Task prompt> Filter the data for lines with the word "dépasser", then copy every line so identified.

(Collection entries)
-------------------------
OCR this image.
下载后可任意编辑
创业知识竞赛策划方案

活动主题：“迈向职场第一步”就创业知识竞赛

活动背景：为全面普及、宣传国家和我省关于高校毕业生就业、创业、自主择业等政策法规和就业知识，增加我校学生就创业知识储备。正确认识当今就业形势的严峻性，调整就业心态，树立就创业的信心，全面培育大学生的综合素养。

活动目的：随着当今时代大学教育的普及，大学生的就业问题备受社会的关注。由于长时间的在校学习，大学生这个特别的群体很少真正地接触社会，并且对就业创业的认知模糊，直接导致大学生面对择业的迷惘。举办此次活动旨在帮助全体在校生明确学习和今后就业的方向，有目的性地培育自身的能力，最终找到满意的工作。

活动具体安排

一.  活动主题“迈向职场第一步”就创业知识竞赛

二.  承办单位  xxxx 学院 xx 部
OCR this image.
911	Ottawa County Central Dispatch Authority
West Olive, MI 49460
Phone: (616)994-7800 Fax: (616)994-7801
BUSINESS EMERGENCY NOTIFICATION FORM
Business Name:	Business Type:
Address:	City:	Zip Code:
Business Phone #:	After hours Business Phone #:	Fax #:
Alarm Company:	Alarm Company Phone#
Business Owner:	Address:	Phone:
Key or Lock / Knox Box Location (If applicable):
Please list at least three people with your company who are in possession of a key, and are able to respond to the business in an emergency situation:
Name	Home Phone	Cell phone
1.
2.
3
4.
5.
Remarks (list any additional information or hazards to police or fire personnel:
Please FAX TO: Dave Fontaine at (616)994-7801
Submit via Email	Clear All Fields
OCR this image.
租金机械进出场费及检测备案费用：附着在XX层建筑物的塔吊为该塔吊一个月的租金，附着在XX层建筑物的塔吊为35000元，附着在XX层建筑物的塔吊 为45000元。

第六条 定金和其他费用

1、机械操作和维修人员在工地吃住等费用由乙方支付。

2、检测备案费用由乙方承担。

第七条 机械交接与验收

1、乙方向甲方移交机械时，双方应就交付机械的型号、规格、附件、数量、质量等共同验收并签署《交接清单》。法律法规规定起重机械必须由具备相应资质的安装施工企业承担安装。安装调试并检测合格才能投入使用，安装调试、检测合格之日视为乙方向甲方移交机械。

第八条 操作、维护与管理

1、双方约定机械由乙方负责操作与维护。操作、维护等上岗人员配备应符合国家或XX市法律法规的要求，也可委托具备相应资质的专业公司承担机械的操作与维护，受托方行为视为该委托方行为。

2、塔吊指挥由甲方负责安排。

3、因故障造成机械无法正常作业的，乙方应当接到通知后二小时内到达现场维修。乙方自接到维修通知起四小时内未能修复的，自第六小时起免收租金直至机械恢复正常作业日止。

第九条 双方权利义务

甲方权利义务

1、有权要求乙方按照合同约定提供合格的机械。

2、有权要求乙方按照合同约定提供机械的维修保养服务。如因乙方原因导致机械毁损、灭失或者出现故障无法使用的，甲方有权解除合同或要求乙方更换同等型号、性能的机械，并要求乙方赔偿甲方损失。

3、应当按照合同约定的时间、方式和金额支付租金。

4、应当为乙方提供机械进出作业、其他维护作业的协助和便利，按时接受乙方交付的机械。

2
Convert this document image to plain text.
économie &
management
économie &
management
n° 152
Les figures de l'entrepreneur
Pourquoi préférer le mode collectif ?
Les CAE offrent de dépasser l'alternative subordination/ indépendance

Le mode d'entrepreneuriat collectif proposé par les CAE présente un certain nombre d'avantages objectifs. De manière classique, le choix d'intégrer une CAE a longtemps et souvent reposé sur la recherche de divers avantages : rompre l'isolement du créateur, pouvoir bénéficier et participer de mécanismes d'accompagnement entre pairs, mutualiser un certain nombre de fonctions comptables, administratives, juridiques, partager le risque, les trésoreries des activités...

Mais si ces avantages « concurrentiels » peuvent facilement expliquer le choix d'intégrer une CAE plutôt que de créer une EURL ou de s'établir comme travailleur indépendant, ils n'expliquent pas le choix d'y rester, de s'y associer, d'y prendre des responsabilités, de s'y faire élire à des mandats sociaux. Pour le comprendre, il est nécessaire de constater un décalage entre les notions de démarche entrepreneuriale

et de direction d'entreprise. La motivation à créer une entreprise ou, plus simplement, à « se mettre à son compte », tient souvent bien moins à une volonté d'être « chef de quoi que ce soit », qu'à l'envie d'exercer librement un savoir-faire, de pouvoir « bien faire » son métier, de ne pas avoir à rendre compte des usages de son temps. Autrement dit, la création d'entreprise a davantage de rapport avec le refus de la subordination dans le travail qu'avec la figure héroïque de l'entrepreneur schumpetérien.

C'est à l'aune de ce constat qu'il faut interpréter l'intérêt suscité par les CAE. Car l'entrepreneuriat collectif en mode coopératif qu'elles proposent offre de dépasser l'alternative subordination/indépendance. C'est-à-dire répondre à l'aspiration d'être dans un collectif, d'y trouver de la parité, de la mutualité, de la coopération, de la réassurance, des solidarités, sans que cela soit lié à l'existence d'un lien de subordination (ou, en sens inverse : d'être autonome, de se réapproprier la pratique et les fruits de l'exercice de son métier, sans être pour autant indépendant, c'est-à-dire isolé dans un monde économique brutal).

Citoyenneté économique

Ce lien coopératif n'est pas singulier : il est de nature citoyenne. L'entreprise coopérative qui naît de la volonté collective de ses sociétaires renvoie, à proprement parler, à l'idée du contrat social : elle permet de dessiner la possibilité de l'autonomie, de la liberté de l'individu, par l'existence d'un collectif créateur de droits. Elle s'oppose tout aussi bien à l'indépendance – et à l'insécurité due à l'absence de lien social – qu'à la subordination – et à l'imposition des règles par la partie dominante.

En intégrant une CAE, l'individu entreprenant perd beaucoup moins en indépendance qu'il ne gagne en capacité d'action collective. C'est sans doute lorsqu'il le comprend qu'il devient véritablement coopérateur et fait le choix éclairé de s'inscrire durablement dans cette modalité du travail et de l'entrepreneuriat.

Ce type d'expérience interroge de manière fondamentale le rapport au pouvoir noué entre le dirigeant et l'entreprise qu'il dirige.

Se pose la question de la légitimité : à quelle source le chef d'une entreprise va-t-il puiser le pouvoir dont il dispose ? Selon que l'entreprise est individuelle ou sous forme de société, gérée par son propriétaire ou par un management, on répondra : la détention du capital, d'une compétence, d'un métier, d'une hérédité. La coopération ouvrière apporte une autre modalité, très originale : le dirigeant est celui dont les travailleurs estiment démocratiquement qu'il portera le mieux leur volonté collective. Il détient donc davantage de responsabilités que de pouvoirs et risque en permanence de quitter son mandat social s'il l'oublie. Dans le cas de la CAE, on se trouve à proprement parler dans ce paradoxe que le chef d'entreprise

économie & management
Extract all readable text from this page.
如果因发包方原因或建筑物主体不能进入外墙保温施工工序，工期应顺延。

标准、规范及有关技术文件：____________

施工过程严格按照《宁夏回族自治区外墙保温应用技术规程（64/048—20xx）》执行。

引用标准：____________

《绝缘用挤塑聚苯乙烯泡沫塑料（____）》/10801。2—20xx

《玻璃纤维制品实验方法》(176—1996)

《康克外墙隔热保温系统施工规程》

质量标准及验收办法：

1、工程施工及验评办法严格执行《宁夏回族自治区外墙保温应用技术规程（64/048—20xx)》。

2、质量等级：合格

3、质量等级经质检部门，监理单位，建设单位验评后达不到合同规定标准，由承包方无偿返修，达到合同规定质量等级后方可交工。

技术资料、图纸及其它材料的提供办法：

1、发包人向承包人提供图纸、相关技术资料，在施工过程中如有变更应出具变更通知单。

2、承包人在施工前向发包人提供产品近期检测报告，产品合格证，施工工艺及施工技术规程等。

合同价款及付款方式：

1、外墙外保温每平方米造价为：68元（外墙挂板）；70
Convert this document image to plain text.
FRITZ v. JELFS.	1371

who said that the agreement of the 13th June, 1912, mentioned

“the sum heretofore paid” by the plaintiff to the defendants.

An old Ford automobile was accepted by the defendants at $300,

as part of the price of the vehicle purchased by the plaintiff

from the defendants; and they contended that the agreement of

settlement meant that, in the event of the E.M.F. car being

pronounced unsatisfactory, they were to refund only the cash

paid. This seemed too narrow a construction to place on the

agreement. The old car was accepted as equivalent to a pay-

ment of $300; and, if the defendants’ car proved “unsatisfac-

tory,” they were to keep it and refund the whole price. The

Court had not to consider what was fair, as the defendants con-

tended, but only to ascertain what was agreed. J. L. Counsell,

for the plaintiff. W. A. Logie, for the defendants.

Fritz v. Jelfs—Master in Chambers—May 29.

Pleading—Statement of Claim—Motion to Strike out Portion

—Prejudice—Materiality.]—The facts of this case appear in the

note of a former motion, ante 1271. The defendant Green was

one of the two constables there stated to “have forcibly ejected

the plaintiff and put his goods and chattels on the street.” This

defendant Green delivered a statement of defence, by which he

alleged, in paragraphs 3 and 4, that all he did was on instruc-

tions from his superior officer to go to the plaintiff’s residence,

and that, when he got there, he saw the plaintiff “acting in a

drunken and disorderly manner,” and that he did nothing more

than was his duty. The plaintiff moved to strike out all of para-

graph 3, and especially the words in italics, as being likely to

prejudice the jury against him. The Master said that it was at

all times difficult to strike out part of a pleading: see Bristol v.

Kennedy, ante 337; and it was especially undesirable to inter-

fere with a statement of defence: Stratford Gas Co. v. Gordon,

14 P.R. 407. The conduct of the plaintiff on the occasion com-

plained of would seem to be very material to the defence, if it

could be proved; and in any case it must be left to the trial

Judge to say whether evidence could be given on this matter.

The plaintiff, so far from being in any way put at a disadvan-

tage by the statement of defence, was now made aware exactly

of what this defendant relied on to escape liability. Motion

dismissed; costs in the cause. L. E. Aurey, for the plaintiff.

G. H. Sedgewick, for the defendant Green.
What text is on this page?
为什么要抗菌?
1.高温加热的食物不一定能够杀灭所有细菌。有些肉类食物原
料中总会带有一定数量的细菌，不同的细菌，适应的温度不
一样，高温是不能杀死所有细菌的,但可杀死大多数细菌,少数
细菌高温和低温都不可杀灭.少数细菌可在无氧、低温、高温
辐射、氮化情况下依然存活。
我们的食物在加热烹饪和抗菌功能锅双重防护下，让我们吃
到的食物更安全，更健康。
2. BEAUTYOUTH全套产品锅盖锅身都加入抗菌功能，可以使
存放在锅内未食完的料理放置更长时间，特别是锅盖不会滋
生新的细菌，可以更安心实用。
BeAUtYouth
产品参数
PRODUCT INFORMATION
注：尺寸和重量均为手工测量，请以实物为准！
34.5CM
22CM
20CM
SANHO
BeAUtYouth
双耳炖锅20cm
-------------------------
The result>
Les CAE offrent de dépasser l'alternative subordination/ indépendance
C'est à l'aune de ce constat qu'il faut interpréter l'intérêt suscité par les CAE. Car l'entrepreneuriat collectif en mode coopératif qu'elles proposent offre de dépasser l'alternative subordination/indépendance. C'est-à-dire répondre à l'aspiration d'être dans un collectif, d'y trouver de la parité, de la mutualité, de la coopération, de la réassurance, des solidarités, sans que cela soit lié à l'existence d'un lien de subordination (ou, en sens inverse : d'être autonome, de se réapproprier la pratique et les fruits de l'exercice de son métier, sans être pour autant indépendant, c'est-à-dire isolé dans un monde économique brutal).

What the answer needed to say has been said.